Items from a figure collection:

━━━━

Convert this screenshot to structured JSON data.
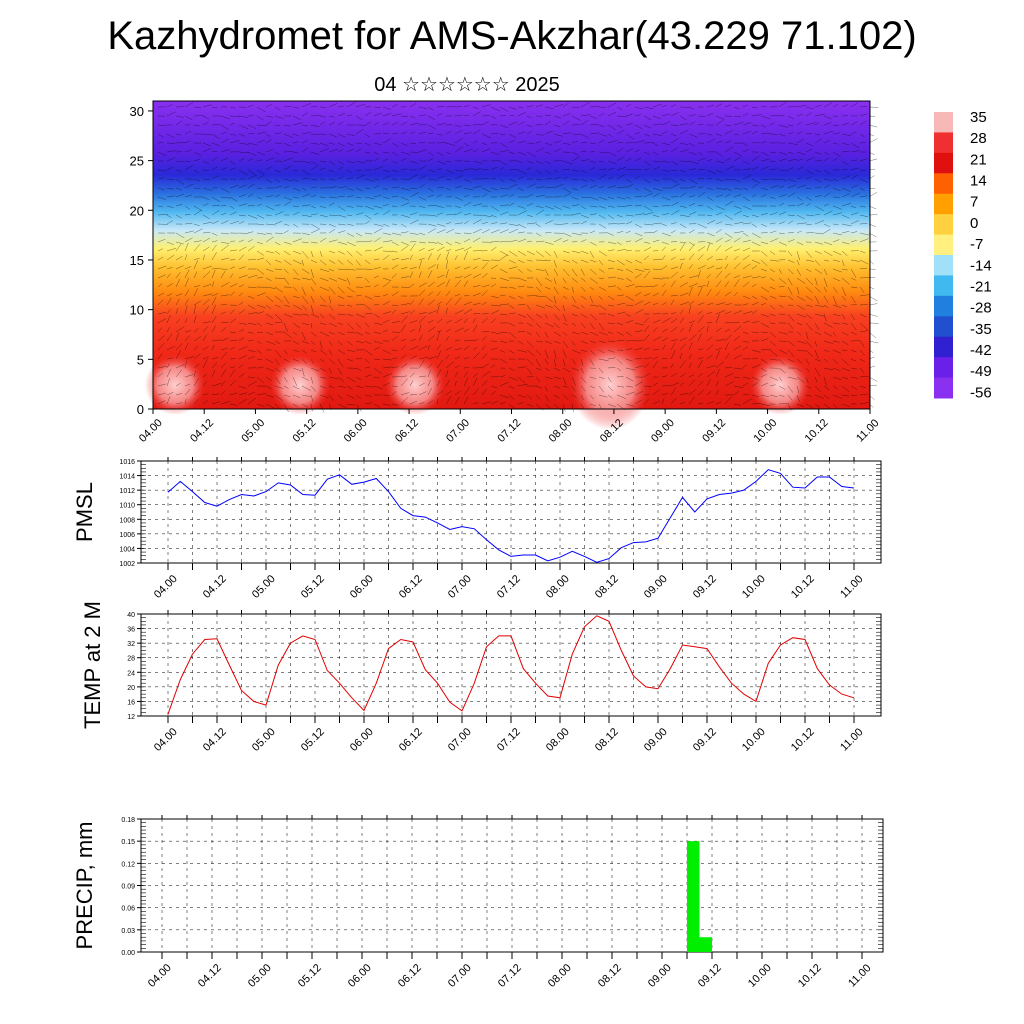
{
  "title": "Kazhydromet for AMS-Akzhar(43.229 71.102)",
  "subtitle": "04 ☆☆☆☆☆☆ 2025",
  "colorbar": {
    "labels": [
      "35",
      "28",
      "21",
      "14",
      "7",
      "0",
      "-7",
      "-14",
      "-21",
      "-28",
      "-35",
      "-42",
      "-49",
      "-56"
    ],
    "colors": [
      "#f8b8b8",
      "#f03030",
      "#e01010",
      "#ff6000",
      "#ffa000",
      "#ffd040",
      "#fff080",
      "#a0e0f8",
      "#40b8f0",
      "#2080e0",
      "#2050d0",
      "#3020d0",
      "#6a20e8",
      "#8a30f0"
    ]
  },
  "chart_data": [
    {
      "type": "heatmap",
      "name": "cross-section",
      "x_ticks": [
        "04.00",
        "04.12",
        "05.00",
        "05.12",
        "06.00",
        "06.12",
        "07.00",
        "07.12",
        "08.00",
        "08.12",
        "09.00",
        "09.12",
        "10.00",
        "10.12",
        "11.00"
      ],
      "y_ticks": [
        0,
        5,
        10,
        15,
        20,
        25,
        30
      ],
      "ylim": [
        0,
        31
      ],
      "value_range": [
        -56,
        35
      ]
    },
    {
      "type": "line",
      "ylabel": "PMSL",
      "ylim": [
        1002,
        1016
      ],
      "y_ticks": [
        1002,
        1004,
        1006,
        1008,
        1010,
        1012,
        1014,
        1016
      ],
      "x_ticks": [
        "04.00",
        "04.12",
        "05.00",
        "05.12",
        "06.00",
        "06.12",
        "07.00",
        "07.12",
        "08.00",
        "08.12",
        "09.00",
        "09.12",
        "10.00",
        "10.12",
        "11.00"
      ],
      "color": "#0000ff",
      "values": [
        1011.7,
        1013.2,
        1011.8,
        1010.3,
        1009.8,
        1010.7,
        1011.4,
        1011.2,
        1011.8,
        1013,
        1012.7,
        1011.4,
        1011.3,
        1013.5,
        1014.1,
        1012.8,
        1013.1,
        1013.6,
        1011.8,
        1009.5,
        1008.5,
        1008.3,
        1007.5,
        1006.6,
        1007,
        1006.7,
        1005.2,
        1003.8,
        1002.9,
        1003.1,
        1003.1,
        1002.3,
        1002.8,
        1003.6,
        1002.9,
        1002.1,
        1002.6,
        1004.1,
        1004.8,
        1004.9,
        1005.4,
        1008.2,
        1011,
        1009,
        1010.8,
        1011.4,
        1011.6,
        1012,
        1013.2,
        1014.8,
        1014.3,
        1012.4,
        1012.3,
        1013.8,
        1013.8,
        1012.5,
        1012.3
      ]
    },
    {
      "type": "line",
      "ylabel": "TEMP at 2 M",
      "ylim": [
        12,
        40
      ],
      "y_ticks": [
        12,
        16,
        20,
        24,
        28,
        32,
        36,
        40
      ],
      "x_ticks": [
        "04.00",
        "04.12",
        "05.00",
        "05.12",
        "06.00",
        "06.12",
        "07.00",
        "07.12",
        "08.00",
        "08.12",
        "09.00",
        "09.12",
        "10.00",
        "10.12",
        "11.00"
      ],
      "color": "#e00000",
      "values": [
        12.5,
        22,
        29,
        33,
        33.2,
        26,
        19,
        16,
        15,
        26,
        32,
        34,
        33,
        24.5,
        21,
        17,
        13.5,
        21,
        30.5,
        33,
        32.3,
        24.7,
        21,
        15.8,
        13.4,
        21,
        31,
        34,
        34,
        25,
        21,
        17.5,
        17,
        29,
        36.5,
        39.5,
        38,
        30,
        23,
        20,
        19.5,
        25,
        31.5,
        31,
        30.5,
        25.5,
        21,
        18,
        16,
        26.5,
        31.5,
        33.5,
        33,
        25,
        20.5,
        18,
        17
      ]
    },
    {
      "type": "bar",
      "ylabel": "PRECIP, mm",
      "ylim": [
        0,
        0.18
      ],
      "y_ticks": [
        "0.00",
        "0.03",
        "0.06",
        "0.09",
        "0.12",
        "0.15",
        "0.18"
      ],
      "x_ticks": [
        "04.00",
        "04.12",
        "05.00",
        "05.12",
        "06.00",
        "06.12",
        "07.00",
        "07.12",
        "08.00",
        "08.12",
        "09.00",
        "09.12",
        "10.00",
        "10.12",
        "11.00"
      ],
      "color": "#00ee00",
      "bars": [
        {
          "start_hour": 126,
          "end_hour": 129,
          "value": 0.15
        },
        {
          "start_hour": 129,
          "end_hour": 132,
          "value": 0.02
        }
      ]
    }
  ]
}
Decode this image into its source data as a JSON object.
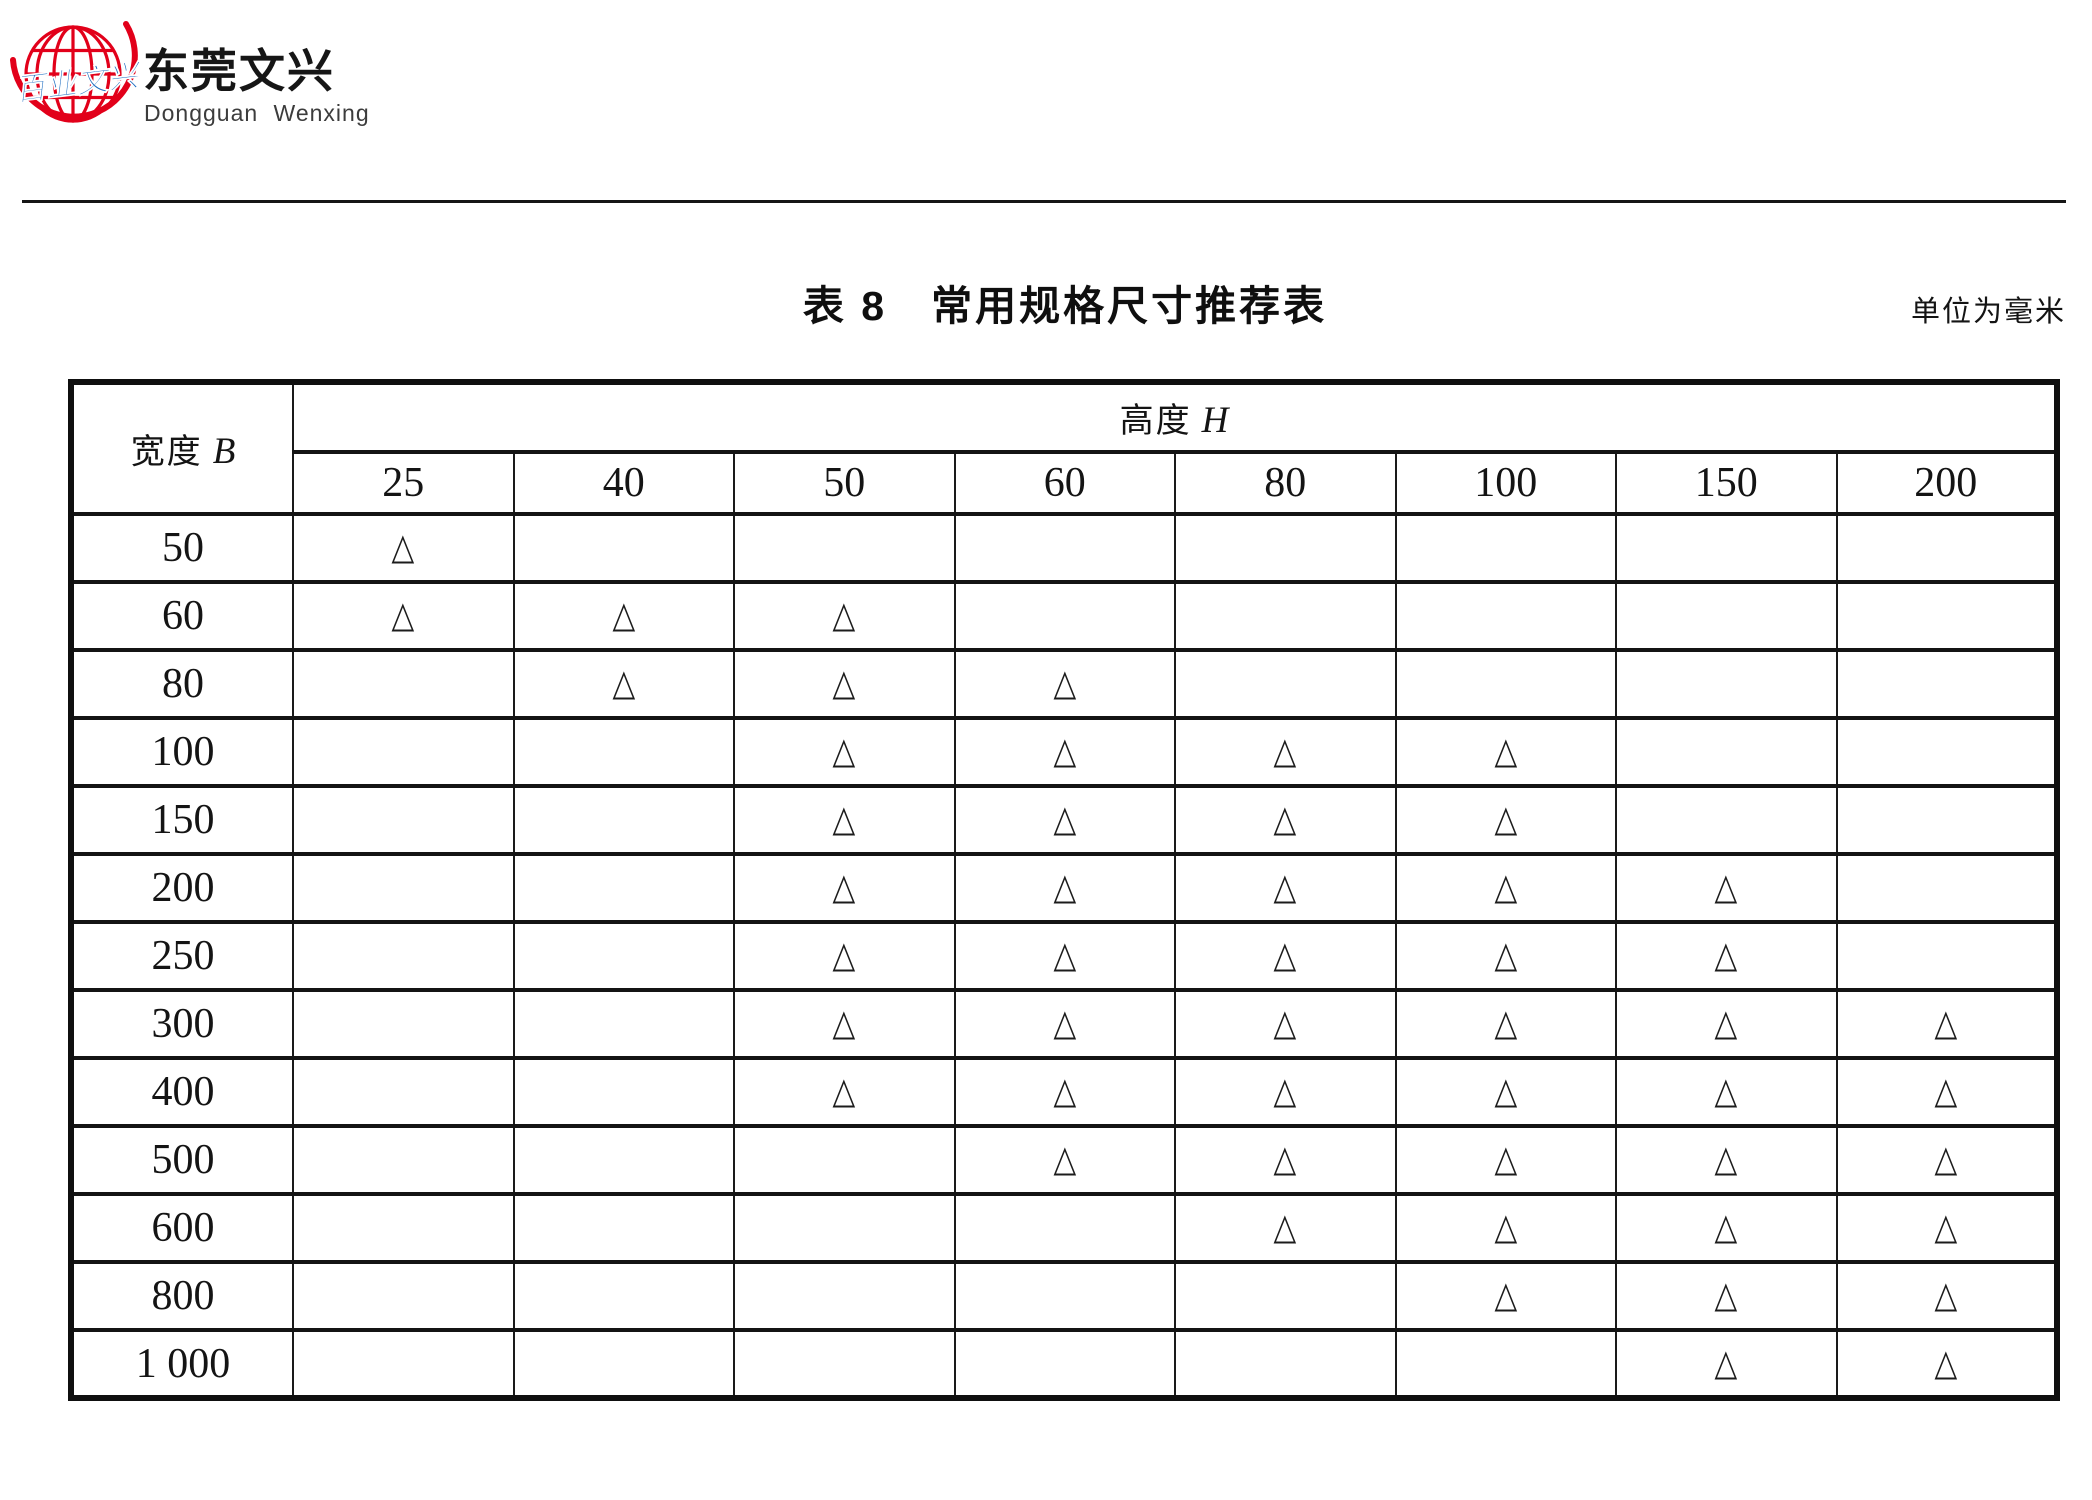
{
  "logo": {
    "company_cn": "东莞文兴",
    "company_en": "Dongguan Wenxing",
    "globe_overlay_text": "百业文兴",
    "globe_color": "#e2001a",
    "overlay_color": "#1a6bc0"
  },
  "page": {
    "table_title": "表 8　常用规格尺寸推荐表",
    "unit_note": "单位为毫米"
  },
  "table": {
    "corner_label_cn": "宽度",
    "corner_label_var": "B",
    "group_label_cn": "高度",
    "group_label_var": "H",
    "marker_glyph": "△",
    "columns": [
      "25",
      "40",
      "50",
      "60",
      "80",
      "100",
      "150",
      "200"
    ],
    "rows": [
      {
        "label": "50",
        "marks": [
          1,
          0,
          0,
          0,
          0,
          0,
          0,
          0
        ]
      },
      {
        "label": "60",
        "marks": [
          1,
          1,
          1,
          0,
          0,
          0,
          0,
          0
        ]
      },
      {
        "label": "80",
        "marks": [
          0,
          1,
          1,
          1,
          0,
          0,
          0,
          0
        ]
      },
      {
        "label": "100",
        "marks": [
          0,
          0,
          1,
          1,
          1,
          1,
          0,
          0
        ]
      },
      {
        "label": "150",
        "marks": [
          0,
          0,
          1,
          1,
          1,
          1,
          0,
          0
        ]
      },
      {
        "label": "200",
        "marks": [
          0,
          0,
          1,
          1,
          1,
          1,
          1,
          0
        ]
      },
      {
        "label": "250",
        "marks": [
          0,
          0,
          1,
          1,
          1,
          1,
          1,
          0
        ]
      },
      {
        "label": "300",
        "marks": [
          0,
          0,
          1,
          1,
          1,
          1,
          1,
          1
        ]
      },
      {
        "label": "400",
        "marks": [
          0,
          0,
          1,
          1,
          1,
          1,
          1,
          1
        ]
      },
      {
        "label": "500",
        "marks": [
          0,
          0,
          0,
          1,
          1,
          1,
          1,
          1
        ]
      },
      {
        "label": "600",
        "marks": [
          0,
          0,
          0,
          0,
          1,
          1,
          1,
          1
        ]
      },
      {
        "label": "800",
        "marks": [
          0,
          0,
          0,
          0,
          0,
          1,
          1,
          1
        ]
      },
      {
        "label": "1 000",
        "marks": [
          0,
          0,
          0,
          0,
          0,
          0,
          1,
          1
        ]
      }
    ]
  }
}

━━━━

* _To be done_
Transcribe the material exactly, and leave out whatever pictures it holds.

* _Problem solution_
Convert this screenshot to structured JSON data.
{
  "title": "Kazhydromet for AMS-Akzhar(43.229 71.102)",
  "subtitle": "04 ☆☆☆☆☆☆ 2025",
  "colorbar": {
    "labels": [
      "35",
      "28",
      "21",
      "14",
      "7",
      "0",
      "-7",
      "-14",
      "-21",
      "-28",
      "-35",
      "-42",
      "-49",
      "-56"
    ],
    "colors": [
      "#f8b8b8",
      "#f03030",
      "#e01010",
      "#ff6000",
      "#ffa000",
      "#ffd040",
      "#fff080",
      "#a0e0f8",
      "#40b8f0",
      "#2080e0",
      "#2050d0",
      "#3020d0",
      "#6a20e8",
      "#8a30f0"
    ]
  },
  "chart_data": [
    {
      "type": "heatmap",
      "name": "cross-section",
      "x_ticks": [
        "04.00",
        "04.12",
        "05.00",
        "05.12",
        "06.00",
        "06.12",
        "07.00",
        "07.12",
        "08.00",
        "08.12",
        "09.00",
        "09.12",
        "10.00",
        "10.12",
        "11.00"
      ],
      "y_ticks": [
        0,
        5,
        10,
        15,
        20,
        25,
        30
      ],
      "ylim": [
        0,
        31
      ],
      "value_range": [
        -56,
        35
      ]
    },
    {
      "type": "line",
      "ylabel": "PMSL",
      "ylim": [
        1002,
        1016
      ],
      "y_ticks": [
        1002,
        1004,
        1006,
        1008,
        1010,
        1012,
        1014,
        1016
      ],
      "x_ticks": [
        "04.00",
        "04.12",
        "05.00",
        "05.12",
        "06.00",
        "06.12",
        "07.00",
        "07.12",
        "08.00",
        "08.12",
        "09.00",
        "09.12",
        "10.00",
        "10.12",
        "11.00"
      ],
      "color": "#0000ff",
      "values": [
        1011.7,
        1013.2,
        1011.8,
        1010.3,
        1009.8,
        1010.7,
        1011.4,
        1011.2,
        1011.8,
        1013,
        1012.7,
        1011.4,
        1011.3,
        1013.5,
        1014.1,
        1012.8,
        1013.1,
        1013.6,
        1011.8,
        1009.5,
        1008.5,
        1008.3,
        1007.5,
        1006.6,
        1007,
        1006.7,
        1005.2,
        1003.8,
        1002.9,
        1003.1,
        1003.1,
        1002.3,
        1002.8,
        1003.6,
        1002.9,
        1002.1,
        1002.6,
        1004.1,
        1004.8,
        1004.9,
        1005.4,
        1008.2,
        1011,
        1009,
        1010.8,
        1011.4,
        1011.6,
        1012,
        1013.2,
        1014.8,
        1014.3,
        1012.4,
        1012.3,
        1013.8,
        1013.8,
        1012.5,
        1012.3
      ]
    },
    {
      "type": "line",
      "ylabel": "TEMP at 2 M",
      "ylim": [
        12,
        40
      ],
      "y_ticks": [
        12,
        16,
        20,
        24,
        28,
        32,
        36,
        40
      ],
      "x_ticks": [
        "04.00",
        "04.12",
        "05.00",
        "05.12",
        "06.00",
        "06.12",
        "07.00",
        "07.12",
        "08.00",
        "08.12",
        "09.00",
        "09.12",
        "10.00",
        "10.12",
        "11.00"
      ],
      "color": "#e00000",
      "values": [
        12.5,
        22,
        29,
        33,
        33.2,
        26,
        19,
        16,
        15,
        26,
        32,
        34,
        33,
        24.5,
        21,
        17,
        13.5,
        21,
        30.5,
        33,
        32.3,
        24.7,
        21,
        15.8,
        13.4,
        21,
        31,
        34,
        34,
        25,
        21,
        17.5,
        17,
        29,
        36.5,
        39.5,
        38,
        30,
        23,
        20,
        19.5,
        25,
        31.5,
        31,
        30.5,
        25.5,
        21,
        18,
        16,
        26.5,
        31.5,
        33.5,
        33,
        25,
        20.5,
        18,
        17
      ]
    },
    {
      "type": "bar",
      "ylabel": "PRECIP, mm",
      "ylim": [
        0,
        0.18
      ],
      "y_ticks": [
        "0.00",
        "0.03",
        "0.06",
        "0.09",
        "0.12",
        "0.15",
        "0.18"
      ],
      "x_ticks": [
        "04.00",
        "04.12",
        "05.00",
        "05.12",
        "06.00",
        "06.12",
        "07.00",
        "07.12",
        "08.00",
        "08.12",
        "09.00",
        "09.12",
        "10.00",
        "10.12",
        "11.00"
      ],
      "color": "#00ee00",
      "bars": [
        {
          "start_hour": 126,
          "end_hour": 129,
          "value": 0.15
        },
        {
          "start_hour": 129,
          "end_hour": 132,
          "value": 0.02
        }
      ]
    }
  ]
}
Decode this image into its source data as a JSON object.
{
  "logo": {
    "company_cn": "东莞文兴",
    "company_en": "Dongguan Wenxing",
    "globe_overlay_text": "百业文兴",
    "globe_color": "#e2001a",
    "overlay_color": "#1a6bc0"
  },
  "page": {
    "table_title": "表 8　常用规格尺寸推荐表",
    "unit_note": "单位为毫米"
  },
  "table": {
    "corner_label_cn": "宽度",
    "corner_label_var": "B",
    "group_label_cn": "高度",
    "group_label_var": "H",
    "marker_glyph": "△",
    "columns": [
      "25",
      "40",
      "50",
      "60",
      "80",
      "100",
      "150",
      "200"
    ],
    "rows": [
      {
        "label": "50",
        "marks": [
          1,
          0,
          0,
          0,
          0,
          0,
          0,
          0
        ]
      },
      {
        "label": "60",
        "marks": [
          1,
          1,
          1,
          0,
          0,
          0,
          0,
          0
        ]
      },
      {
        "label": "80",
        "marks": [
          0,
          1,
          1,
          1,
          0,
          0,
          0,
          0
        ]
      },
      {
        "label": "100",
        "marks": [
          0,
          0,
          1,
          1,
          1,
          1,
          0,
          0
        ]
      },
      {
        "label": "150",
        "marks": [
          0,
          0,
          1,
          1,
          1,
          1,
          0,
          0
        ]
      },
      {
        "label": "200",
        "marks": [
          0,
          0,
          1,
          1,
          1,
          1,
          1,
          0
        ]
      },
      {
        "label": "250",
        "marks": [
          0,
          0,
          1,
          1,
          1,
          1,
          1,
          0
        ]
      },
      {
        "label": "300",
        "marks": [
          0,
          0,
          1,
          1,
          1,
          1,
          1,
          1
        ]
      },
      {
        "label": "400",
        "marks": [
          0,
          0,
          1,
          1,
          1,
          1,
          1,
          1
        ]
      },
      {
        "label": "500",
        "marks": [
          0,
          0,
          0,
          1,
          1,
          1,
          1,
          1
        ]
      },
      {
        "label": "600",
        "marks": [
          0,
          0,
          0,
          0,
          1,
          1,
          1,
          1
        ]
      },
      {
        "label": "800",
        "marks": [
          0,
          0,
          0,
          0,
          0,
          1,
          1,
          1
        ]
      },
      {
        "label": "1 000",
        "marks": [
          0,
          0,
          0,
          0,
          0,
          0,
          1,
          1
        ]
      }
    ]
  }
}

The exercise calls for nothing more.